Task description |
Reproduce the material verbatim, from its first line up to and including the line that contains "x-tick-label: Oct-12 (716, 655, 742, 727)".

* Start Exercise material *

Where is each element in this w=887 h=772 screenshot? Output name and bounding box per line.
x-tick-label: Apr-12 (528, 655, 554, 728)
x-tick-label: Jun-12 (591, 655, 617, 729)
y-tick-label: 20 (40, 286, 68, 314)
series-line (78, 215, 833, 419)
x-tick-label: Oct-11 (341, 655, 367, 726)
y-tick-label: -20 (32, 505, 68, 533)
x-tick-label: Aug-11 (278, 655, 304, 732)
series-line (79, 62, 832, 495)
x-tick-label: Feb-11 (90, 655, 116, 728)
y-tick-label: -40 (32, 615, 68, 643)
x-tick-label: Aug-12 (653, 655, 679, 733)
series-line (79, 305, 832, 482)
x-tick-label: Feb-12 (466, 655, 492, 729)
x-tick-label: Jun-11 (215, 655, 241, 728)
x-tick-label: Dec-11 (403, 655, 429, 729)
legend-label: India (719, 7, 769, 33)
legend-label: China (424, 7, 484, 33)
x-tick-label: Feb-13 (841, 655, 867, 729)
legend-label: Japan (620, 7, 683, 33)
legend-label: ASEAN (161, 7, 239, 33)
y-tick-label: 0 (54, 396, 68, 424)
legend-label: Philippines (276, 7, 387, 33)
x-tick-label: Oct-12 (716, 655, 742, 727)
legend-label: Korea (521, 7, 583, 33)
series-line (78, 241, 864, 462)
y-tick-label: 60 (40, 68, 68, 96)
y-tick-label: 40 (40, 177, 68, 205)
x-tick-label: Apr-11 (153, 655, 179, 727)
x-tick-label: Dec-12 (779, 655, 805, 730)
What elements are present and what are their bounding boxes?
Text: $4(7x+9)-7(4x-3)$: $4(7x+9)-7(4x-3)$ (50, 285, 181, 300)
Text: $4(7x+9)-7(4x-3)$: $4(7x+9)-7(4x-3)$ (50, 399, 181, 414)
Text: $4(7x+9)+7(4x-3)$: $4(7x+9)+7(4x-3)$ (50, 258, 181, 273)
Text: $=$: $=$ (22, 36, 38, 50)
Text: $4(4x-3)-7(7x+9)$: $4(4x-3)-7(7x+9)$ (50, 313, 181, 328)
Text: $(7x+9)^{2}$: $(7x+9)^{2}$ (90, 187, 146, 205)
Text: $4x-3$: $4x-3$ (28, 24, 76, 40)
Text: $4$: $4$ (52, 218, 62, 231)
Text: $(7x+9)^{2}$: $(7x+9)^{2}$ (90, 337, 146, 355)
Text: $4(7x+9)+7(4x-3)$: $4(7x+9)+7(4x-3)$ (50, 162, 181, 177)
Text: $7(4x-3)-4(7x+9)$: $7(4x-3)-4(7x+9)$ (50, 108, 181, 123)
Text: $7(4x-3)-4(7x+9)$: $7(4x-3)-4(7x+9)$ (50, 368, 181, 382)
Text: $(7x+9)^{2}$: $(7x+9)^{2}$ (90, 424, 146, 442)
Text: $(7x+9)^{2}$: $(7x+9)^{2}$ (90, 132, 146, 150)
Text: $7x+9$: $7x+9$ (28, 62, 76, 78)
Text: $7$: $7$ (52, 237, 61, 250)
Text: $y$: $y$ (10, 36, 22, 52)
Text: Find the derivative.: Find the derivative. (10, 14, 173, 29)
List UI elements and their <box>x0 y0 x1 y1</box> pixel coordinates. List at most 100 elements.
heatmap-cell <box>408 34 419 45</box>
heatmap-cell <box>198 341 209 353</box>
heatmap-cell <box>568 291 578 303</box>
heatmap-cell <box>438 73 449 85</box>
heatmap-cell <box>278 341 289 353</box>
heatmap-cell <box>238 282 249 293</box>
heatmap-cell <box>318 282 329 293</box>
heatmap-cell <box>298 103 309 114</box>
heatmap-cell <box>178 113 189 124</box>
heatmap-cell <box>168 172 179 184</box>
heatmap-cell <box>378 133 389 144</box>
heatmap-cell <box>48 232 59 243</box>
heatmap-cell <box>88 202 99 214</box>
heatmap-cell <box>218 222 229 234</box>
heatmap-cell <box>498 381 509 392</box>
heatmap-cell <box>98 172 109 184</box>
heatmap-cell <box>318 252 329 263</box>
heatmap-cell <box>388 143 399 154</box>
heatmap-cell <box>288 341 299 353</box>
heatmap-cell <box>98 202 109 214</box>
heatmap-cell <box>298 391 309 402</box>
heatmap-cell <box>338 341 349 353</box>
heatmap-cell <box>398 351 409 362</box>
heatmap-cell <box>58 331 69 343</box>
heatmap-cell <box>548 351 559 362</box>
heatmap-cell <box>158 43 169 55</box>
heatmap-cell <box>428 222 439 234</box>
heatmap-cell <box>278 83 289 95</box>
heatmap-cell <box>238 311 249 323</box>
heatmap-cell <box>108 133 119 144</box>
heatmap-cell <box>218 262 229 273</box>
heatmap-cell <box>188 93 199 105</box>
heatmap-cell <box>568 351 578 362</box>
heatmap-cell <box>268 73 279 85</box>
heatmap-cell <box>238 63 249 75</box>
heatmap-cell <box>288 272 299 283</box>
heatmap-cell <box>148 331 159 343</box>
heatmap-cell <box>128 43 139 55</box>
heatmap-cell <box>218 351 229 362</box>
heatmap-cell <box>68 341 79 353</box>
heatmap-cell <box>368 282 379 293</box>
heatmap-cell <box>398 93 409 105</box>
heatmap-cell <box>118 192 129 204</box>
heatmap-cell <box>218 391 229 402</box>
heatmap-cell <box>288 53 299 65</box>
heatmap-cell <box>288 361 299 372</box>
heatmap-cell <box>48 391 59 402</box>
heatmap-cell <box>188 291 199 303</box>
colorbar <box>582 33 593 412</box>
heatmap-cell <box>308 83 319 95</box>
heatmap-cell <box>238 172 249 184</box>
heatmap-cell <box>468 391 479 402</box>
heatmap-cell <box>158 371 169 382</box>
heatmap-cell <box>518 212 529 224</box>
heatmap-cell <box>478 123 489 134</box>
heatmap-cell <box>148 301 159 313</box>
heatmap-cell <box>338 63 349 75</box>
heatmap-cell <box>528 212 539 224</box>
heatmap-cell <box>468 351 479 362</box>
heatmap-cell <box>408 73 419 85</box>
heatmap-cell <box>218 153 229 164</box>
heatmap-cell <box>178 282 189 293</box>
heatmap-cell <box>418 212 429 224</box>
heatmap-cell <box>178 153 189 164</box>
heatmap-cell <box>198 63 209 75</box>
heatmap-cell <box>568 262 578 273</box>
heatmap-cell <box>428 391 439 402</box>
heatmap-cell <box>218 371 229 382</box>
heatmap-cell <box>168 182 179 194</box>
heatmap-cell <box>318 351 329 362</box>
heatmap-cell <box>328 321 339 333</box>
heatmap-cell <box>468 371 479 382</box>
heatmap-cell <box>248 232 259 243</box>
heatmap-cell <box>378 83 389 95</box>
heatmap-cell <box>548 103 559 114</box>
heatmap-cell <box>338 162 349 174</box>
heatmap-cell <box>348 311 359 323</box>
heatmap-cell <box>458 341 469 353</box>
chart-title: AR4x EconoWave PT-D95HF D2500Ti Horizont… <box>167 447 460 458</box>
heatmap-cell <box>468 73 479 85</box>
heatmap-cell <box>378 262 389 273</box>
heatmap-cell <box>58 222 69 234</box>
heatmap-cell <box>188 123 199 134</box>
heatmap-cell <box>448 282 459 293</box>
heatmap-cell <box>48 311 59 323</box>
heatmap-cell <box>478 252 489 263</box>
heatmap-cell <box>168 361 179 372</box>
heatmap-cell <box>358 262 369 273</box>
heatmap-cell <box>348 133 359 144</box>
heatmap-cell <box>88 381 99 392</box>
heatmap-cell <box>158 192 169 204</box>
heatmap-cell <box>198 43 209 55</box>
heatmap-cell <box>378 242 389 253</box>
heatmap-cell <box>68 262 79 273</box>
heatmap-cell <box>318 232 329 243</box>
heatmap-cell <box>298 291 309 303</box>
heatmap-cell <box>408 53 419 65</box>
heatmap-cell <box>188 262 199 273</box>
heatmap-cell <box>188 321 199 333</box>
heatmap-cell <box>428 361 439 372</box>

* End Exercise material *

Expected answer |
Where is each element in this w=887 h=772 screenshot? Output name and bounding box per line.
x-tick-label: Apr-12 (528, 655, 554, 728)
x-tick-label: Jun-12 (591, 655, 617, 729)
y-tick-label: 20 (40, 286, 68, 314)
series-line (78, 215, 833, 419)
x-tick-label: Oct-11 (341, 655, 367, 726)
y-tick-label: -20 (32, 505, 68, 533)
x-tick-label: Aug-11 (278, 655, 304, 732)
series-line (79, 62, 832, 495)
x-tick-label: Feb-11 (90, 655, 116, 728)
y-tick-label: -40 (32, 615, 68, 643)
x-tick-label: Aug-12 (653, 655, 679, 733)
series-line (79, 305, 832, 482)
x-tick-label: Feb-12 (466, 655, 492, 729)
x-tick-label: Jun-11 (215, 655, 241, 728)
x-tick-label: Dec-11 (403, 655, 429, 729)
legend-label: India (719, 7, 769, 33)
legend-label: China (424, 7, 484, 33)
x-tick-label: Feb-13 (841, 655, 867, 729)
legend-label: Japan (620, 7, 683, 33)
legend-label: ASEAN (161, 7, 239, 33)
y-tick-label: 0 (54, 396, 68, 424)
legend-label: Philippines (276, 7, 387, 33)
x-tick-label: Oct-12 (716, 655, 742, 727)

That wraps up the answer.